**Set task**: Filter the entries and keep only the lines where the string "JSON" appears.

Source records
------------------------------------------------------------
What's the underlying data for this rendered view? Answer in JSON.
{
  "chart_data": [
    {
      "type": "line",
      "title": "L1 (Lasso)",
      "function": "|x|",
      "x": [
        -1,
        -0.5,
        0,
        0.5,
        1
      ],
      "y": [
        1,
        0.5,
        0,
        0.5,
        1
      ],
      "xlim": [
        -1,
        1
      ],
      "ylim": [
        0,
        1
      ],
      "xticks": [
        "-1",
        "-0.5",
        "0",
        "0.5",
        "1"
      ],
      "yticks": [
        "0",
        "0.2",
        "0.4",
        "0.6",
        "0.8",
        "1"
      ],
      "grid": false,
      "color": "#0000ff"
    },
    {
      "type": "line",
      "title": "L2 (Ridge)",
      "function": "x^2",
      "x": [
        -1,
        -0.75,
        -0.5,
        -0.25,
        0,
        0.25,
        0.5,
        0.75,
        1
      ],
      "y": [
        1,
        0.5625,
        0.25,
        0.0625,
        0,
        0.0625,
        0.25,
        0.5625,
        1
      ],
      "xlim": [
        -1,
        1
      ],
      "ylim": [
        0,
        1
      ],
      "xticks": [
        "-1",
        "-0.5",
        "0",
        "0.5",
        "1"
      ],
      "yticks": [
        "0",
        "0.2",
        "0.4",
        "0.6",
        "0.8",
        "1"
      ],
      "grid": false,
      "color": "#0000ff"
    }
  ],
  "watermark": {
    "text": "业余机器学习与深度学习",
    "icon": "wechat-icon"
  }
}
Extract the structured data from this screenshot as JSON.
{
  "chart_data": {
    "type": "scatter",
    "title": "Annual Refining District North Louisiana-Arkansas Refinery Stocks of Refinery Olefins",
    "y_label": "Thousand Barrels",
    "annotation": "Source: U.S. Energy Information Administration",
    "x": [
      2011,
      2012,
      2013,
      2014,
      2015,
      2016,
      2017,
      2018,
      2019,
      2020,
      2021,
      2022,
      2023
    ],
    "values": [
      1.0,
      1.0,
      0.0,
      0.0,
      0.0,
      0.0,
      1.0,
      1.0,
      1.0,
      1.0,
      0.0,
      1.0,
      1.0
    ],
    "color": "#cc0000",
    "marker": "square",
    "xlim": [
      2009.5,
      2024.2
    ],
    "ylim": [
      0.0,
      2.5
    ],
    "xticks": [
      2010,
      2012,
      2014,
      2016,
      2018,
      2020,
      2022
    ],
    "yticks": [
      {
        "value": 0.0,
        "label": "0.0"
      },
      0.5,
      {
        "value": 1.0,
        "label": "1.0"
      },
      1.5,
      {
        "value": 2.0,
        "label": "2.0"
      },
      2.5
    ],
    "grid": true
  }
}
------------------------------------------------------------
**Response for this exercise**:
What's the underlying data for this rendered view? Answer in JSON.
Extract the structured data from this screenshot as JSON.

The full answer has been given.